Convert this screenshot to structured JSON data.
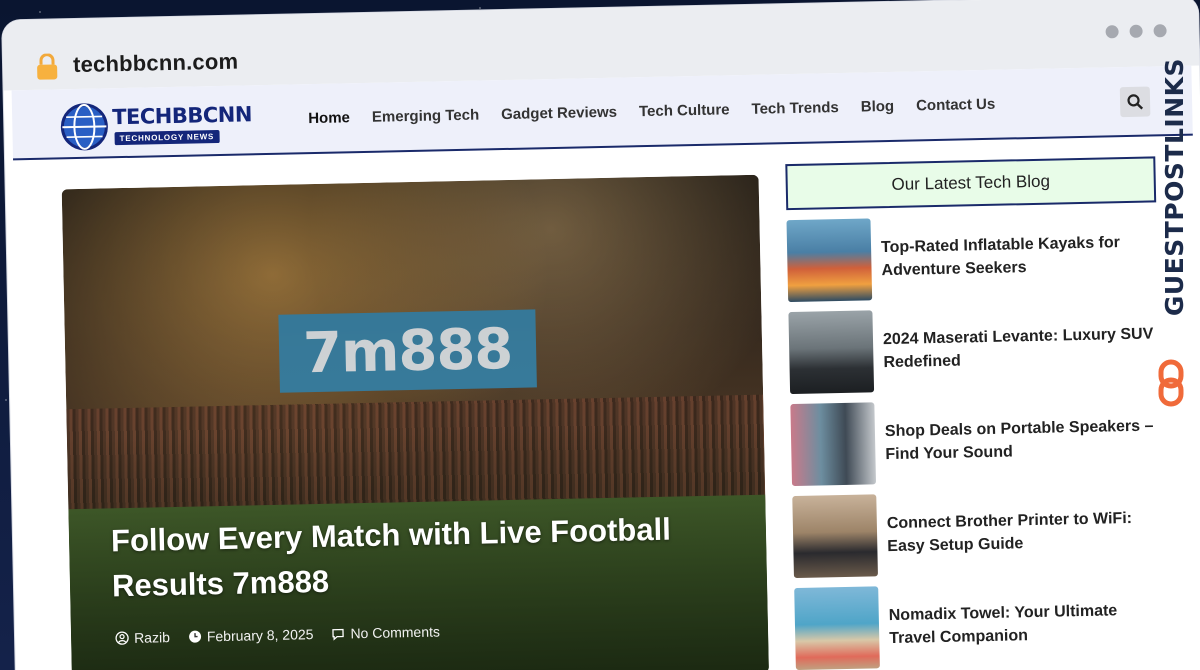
{
  "browser": {
    "url": "techbbcnn.com"
  },
  "site": {
    "logo_main": "TECHBBCNN",
    "logo_sub": "TECHNOLOGY NEWS",
    "nav": [
      {
        "label": "Home"
      },
      {
        "label": "Emerging Tech"
      },
      {
        "label": "Gadget Reviews"
      },
      {
        "label": "Tech Culture"
      },
      {
        "label": "Tech Trends"
      },
      {
        "label": "Blog"
      },
      {
        "label": "Contact Us"
      }
    ],
    "accent": "#14267a"
  },
  "hero": {
    "board_text": "7m888",
    "title": "Follow Every Match with Live Football Results 7m888",
    "author": "Razib",
    "date": "February 8, 2025",
    "comments": "No Comments"
  },
  "sidebar": {
    "heading": "Our Latest Tech Blog",
    "posts": [
      {
        "title": "Top-Rated Inflatable Kayaks for Adventure Seekers"
      },
      {
        "title": "2024 Maserati Levante: Luxury SUV Redefined"
      },
      {
        "title": "Shop Deals on Portable Speakers – Find Your Sound"
      },
      {
        "title": "Connect Brother Printer to WiFi: Easy Setup Guide"
      },
      {
        "title": "Nomadix Towel: Your Ultimate Travel Companion"
      }
    ]
  },
  "overlay": {
    "brand": "GUESTPOSTLINKS",
    "brand_color": "#1c2b4a",
    "icon_color": "#f06a3a"
  }
}
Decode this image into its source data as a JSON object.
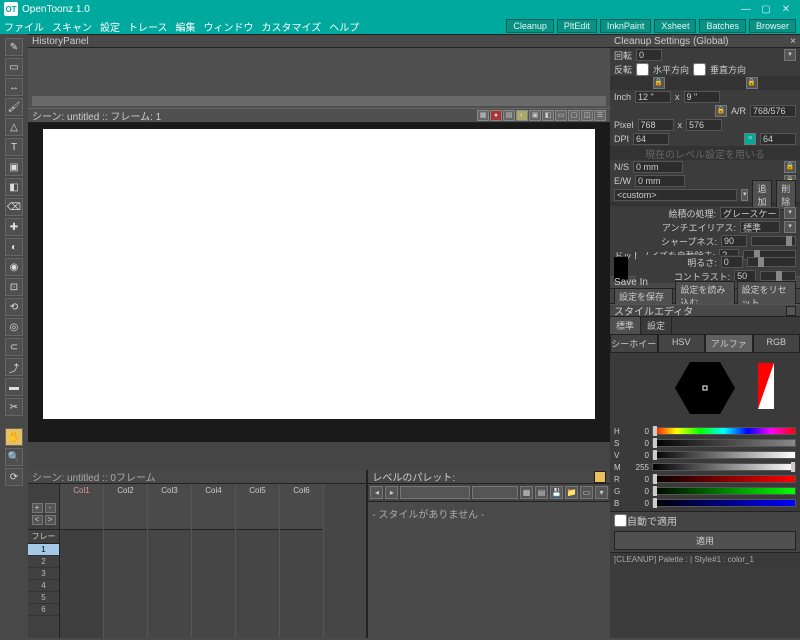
{
  "app": {
    "title": "OpenToonz 1.0",
    "logo": "OT"
  },
  "window_buttons": {
    "min": "—",
    "max": "▢",
    "close": "✕"
  },
  "menu": [
    "ファイル",
    "スキャン",
    "設定",
    "トレース",
    "編集",
    "ウィンドウ",
    "カスタマイズ",
    "ヘルプ"
  ],
  "modes": [
    "Cleanup",
    "PltEdit",
    "InknPaint",
    "Xsheet",
    "Batches",
    "Browser"
  ],
  "history_panel": {
    "title": "HistoryPanel"
  },
  "viewer": {
    "title": "シーン: untitled :: フレーム: 1"
  },
  "xsheet": {
    "title": "シーン: untitled   ::  0フレーム",
    "frame_label": "フレーム",
    "cols": [
      "Col1",
      "Col2",
      "Col3",
      "Col4",
      "Col5",
      "Col6"
    ],
    "frames": [
      "1",
      "2",
      "3",
      "4",
      "5",
      "6"
    ]
  },
  "palette": {
    "title": "レベルのパレット:",
    "empty_text": "- スタイルがありません -"
  },
  "cleanup": {
    "title": "Cleanup Settings (Global)",
    "rotation_label": "回転",
    "rotation_value": "0",
    "flip_label": "反転",
    "flip_h": "水平方向",
    "flip_v": "垂直方向",
    "inch_label": "Inch",
    "inch_w": "12 \"",
    "inch_h": "9 \"",
    "ar_label": "A/R",
    "ar_value": "768/576",
    "pixel_label": "Pixel",
    "pixel_w": "768",
    "pixel_h": "576",
    "dpi_label": "DPI",
    "dpi_value": "64",
    "dpi_value2": "64",
    "ns_label": "N/S",
    "ns_value": "0 mm",
    "ew_label": "E/W",
    "ew_value": "0 mm",
    "custom": "<custom>",
    "add": "追加",
    "remove": "削除",
    "line_label": "絵積の処理:",
    "line_value": "グレースケール",
    "anti_label": "アンチエイリアス:",
    "anti_value": "標準",
    "sharp_label": "シャープネス:",
    "sharp_value": "90",
    "dot_label": "ドットノイズを自動除去:",
    "dot_value": "2",
    "bright_label": "明るさ:",
    "bright_value": "0",
    "contrast_label": "コントラスト:",
    "contrast_value": "50",
    "savein_label": "Save In",
    "btn_save": "設定を保存",
    "btn_load": "設定を読み込む",
    "btn_reset": "設定をリセット"
  },
  "styleed": {
    "title": "スタイルエディタ",
    "tabs": [
      "標準",
      "設定"
    ],
    "modes": [
      "シーホイー",
      "HSV",
      "アルファ",
      "RGB"
    ],
    "channels": [
      {
        "l": "H",
        "v": "0"
      },
      {
        "l": "S",
        "v": "0"
      },
      {
        "l": "V",
        "v": "0"
      },
      {
        "l": "M",
        "v": "255"
      },
      {
        "l": "R",
        "v": "0"
      },
      {
        "l": "G",
        "v": "0"
      },
      {
        "l": "B",
        "v": "0"
      }
    ],
    "auto_label": "自動で適用",
    "apply": "適用",
    "status": "[CLEANUP]  Palette :  | Style#1 : color_1"
  },
  "chart_data": null
}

================================

YOUR GOAL: The material above holds pictures; copy everything else in it exactly.

RESPONSE FOR THIS EXERCISE:
Convert this screenshot to structured JSON data.
{
  "browser": {
    "url": "techbbcnn.com"
  },
  "site": {
    "logo_main": "TECHBBCNN",
    "logo_sub": "TECHNOLOGY NEWS",
    "nav": [
      {
        "label": "Home"
      },
      {
        "label": "Emerging Tech"
      },
      {
        "label": "Gadget Reviews"
      },
      {
        "label": "Tech Culture"
      },
      {
        "label": "Tech Trends"
      },
      {
        "label": "Blog"
      },
      {
        "label": "Contact Us"
      }
    ],
    "accent": "#14267a"
  },
  "hero": {
    "board_text": "7m888",
    "title": "Follow Every Match with Live Football Results 7m888",
    "author": "Razib",
    "date": "February 8, 2025",
    "comments": "No Comments"
  },
  "sidebar": {
    "heading": "Our Latest Tech Blog",
    "posts": [
      {
        "title": "Top-Rated Inflatable Kayaks for Adventure Seekers"
      },
      {
        "title": "2024 Maserati Levante: Luxury SUV Redefined"
      },
      {
        "title": "Shop Deals on Portable Speakers – Find Your Sound"
      },
      {
        "title": "Connect Brother Printer to WiFi: Easy Setup Guide"
      },
      {
        "title": "Nomadix Towel: Your Ultimate Travel Companion"
      }
    ]
  },
  "overlay": {
    "brand": "GUESTPOSTLINKS",
    "brand_color": "#1c2b4a",
    "icon_color": "#f06a3a"
  }
}
Decode this image into its source data as a JSON object.
{
  "app": {
    "title": "OpenToonz 1.0",
    "logo": "OT"
  },
  "window_buttons": {
    "min": "—",
    "max": "▢",
    "close": "✕"
  },
  "menu": [
    "ファイル",
    "スキャン",
    "設定",
    "トレース",
    "編集",
    "ウィンドウ",
    "カスタマイズ",
    "ヘルプ"
  ],
  "modes": [
    "Cleanup",
    "PltEdit",
    "InknPaint",
    "Xsheet",
    "Batches",
    "Browser"
  ],
  "history_panel": {
    "title": "HistoryPanel"
  },
  "viewer": {
    "title": "シーン: untitled :: フレーム: 1"
  },
  "xsheet": {
    "title": "シーン: untitled   ::  0フレーム",
    "frame_label": "フレーム",
    "cols": [
      "Col1",
      "Col2",
      "Col3",
      "Col4",
      "Col5",
      "Col6"
    ],
    "frames": [
      "1",
      "2",
      "3",
      "4",
      "5",
      "6"
    ]
  },
  "palette": {
    "title": "レベルのパレット:",
    "empty_text": "- スタイルがありません -"
  },
  "cleanup": {
    "title": "Cleanup Settings (Global)",
    "rotation_label": "回転",
    "rotation_value": "0",
    "flip_label": "反転",
    "flip_h": "水平方向",
    "flip_v": "垂直方向",
    "inch_label": "Inch",
    "inch_w": "12 \"",
    "inch_h": "9 \"",
    "ar_label": "A/R",
    "ar_value": "768/576",
    "pixel_label": "Pixel",
    "pixel_w": "768",
    "pixel_h": "576",
    "dpi_label": "DPI",
    "dpi_value": "64",
    "dpi_value2": "64",
    "ns_label": "N/S",
    "ns_value": "0 mm",
    "ew_label": "E/W",
    "ew_value": "0 mm",
    "custom": "<custom>",
    "add": "追加",
    "remove": "削除",
    "line_label": "絵積の処理:",
    "line_value": "グレースケール",
    "anti_label": "アンチエイリアス:",
    "anti_value": "標準",
    "sharp_label": "シャープネス:",
    "sharp_value": "90",
    "dot_label": "ドットノイズを自動除去:",
    "dot_value": "2",
    "bright_label": "明るさ:",
    "bright_value": "0",
    "contrast_label": "コントラスト:",
    "contrast_value": "50",
    "savein_label": "Save In",
    "btn_save": "設定を保存",
    "btn_load": "設定を読み込む",
    "btn_reset": "設定をリセット"
  },
  "styleed": {
    "title": "スタイルエディタ",
    "tabs": [
      "標準",
      "設定"
    ],
    "modes": [
      "シーホイー",
      "HSV",
      "アルファ",
      "RGB"
    ],
    "channels": [
      {
        "l": "H",
        "v": "0"
      },
      {
        "l": "S",
        "v": "0"
      },
      {
        "l": "V",
        "v": "0"
      },
      {
        "l": "M",
        "v": "255"
      },
      {
        "l": "R",
        "v": "0"
      },
      {
        "l": "G",
        "v": "0"
      },
      {
        "l": "B",
        "v": "0"
      }
    ],
    "auto_label": "自動で適用",
    "apply": "適用",
    "status": "[CLEANUP]  Palette :  | Style#1 : color_1"
  },
  "chart_data": null
}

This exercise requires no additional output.